## Do this
Type out the data exactly as given. Skip any image.

──────────

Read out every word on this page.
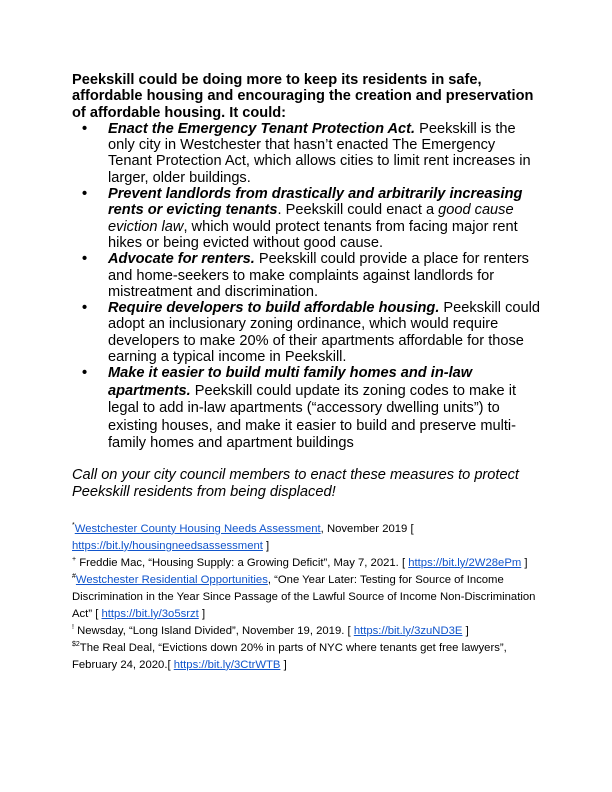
Peekskill could be doing more to keep its residents in safe, affordable housing and encouraging the creation and preservation of affordable housing. It could:

• Enact the Emergency Tenant Protection Act. Peekskill is the only city in Westchester that hasn’t enacted The Emergency Tenant Protection Act, which allows cities to limit rent increases in larger, older buildings.
• Prevent landlords from drastically and arbitrarily increasing rents or evicting tenants. Peekskill could enact a good cause eviction law, which would protect tenants from facing major rent hikes or being evicted without good cause.
• Advocate for renters. Peekskill could provide a place for renters and home-seekers to make complaints against landlords for mistreatment and discrimination.
• Require developers to build affordable housing. Peekskill could adopt an inclusionary zoning ordinance, which would require developers to make 20% of their apartments affordable for those earning a typical income in Peekskill.
• Make it easier to build multi family homes and in-law apartments. Peekskill could update its zoning codes to make it legal to add in-law apartments (“accessory dwelling units”) to existing houses, and make it easier to build and preserve multi-family homes and apartment buildings

Call on your city council members to enact these measures to protect Peekskill residents from being displaced!

*Westchester County Housing Needs Assessment, November 2019 [ https://bit.ly/housingneedsassessment ]

+ Freddie Mac, “Housing Supply: a Growing Deficit”, May 7, 2021. [ https://bit.ly/2W28ePm ]

#Westchester Residential Opportunities, “One Year Later: Testing for Source of Income Discrimination in the Year Since Passage of the Lawful Source of Income Non-Discrimination Act” [ https://bit.ly/3o5srzt ]

! Newsday, “Long Island Divided”, November 19, 2019. [ https://bit.ly/3zuND3E ]

$^{\$2}$The Real Deal, “Evictions down 20% in parts of NYC where tenants get free lawyers”, February 24, 2020.[ https://bit.ly/3CtrWTB ]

──────────

## Exercise answer
Read out every word on this page.
Peekskill could be doing more to keep its residents in safe, affordable housing and encouraging the creation and preservation of affordable housing. It could:

• Enact the Emergency Tenant Protection Act. Peekskill is the only city in Westchester that hasn’t enacted The Emergency Tenant Protection Act, which allows cities to limit rent increases in larger, older buildings.
• Prevent landlords from drastically and arbitrarily increasing rents or evicting tenants. Peekskill could enact a good cause eviction law, which would protect tenants from facing major rent hikes or being evicted without good cause.
• Advocate for renters. Peekskill could provide a place for renters and home-seekers to make complaints against landlords for mistreatment and discrimination.
• Require developers to build affordable housing. Peekskill could adopt an inclusionary zoning ordinance, which would require developers to make 20% of their apartments affordable for those earning a typical income in Peekskill.
• Make it easier to build multi family homes and in-law apartments. Peekskill could update its zoning codes to make it legal to add in-law apartments (“accessory dwelling units”) to existing houses, and make it easier to build and preserve multi-family homes and apartment buildings

Call on your city council members to enact these measures to protect Peekskill residents from being displaced!

*Westchester County Housing Needs Assessment, November 2019 [ https://bit.ly/housingneedsassessment ]

+ Freddie Mac, “Housing Supply: a Growing Deficit”, May 7, 2021. [ https://bit.ly/2W28ePm ]

#Westchester Residential Opportunities, “One Year Later: Testing for Source of Income Discrimination in the Year Since Passage of the Lawful Source of Income Non-Discrimination Act” [ https://bit.ly/3o5srzt ]

! Newsday, “Long Island Divided”, November 19, 2019. [ https://bit.ly/3zuND3E ]

$^{\$2}$The Real Deal, “Evictions down 20% in parts of NYC where tenants get free lawyers”, February 24, 2020.[ https://bit.ly/3CtrWTB ]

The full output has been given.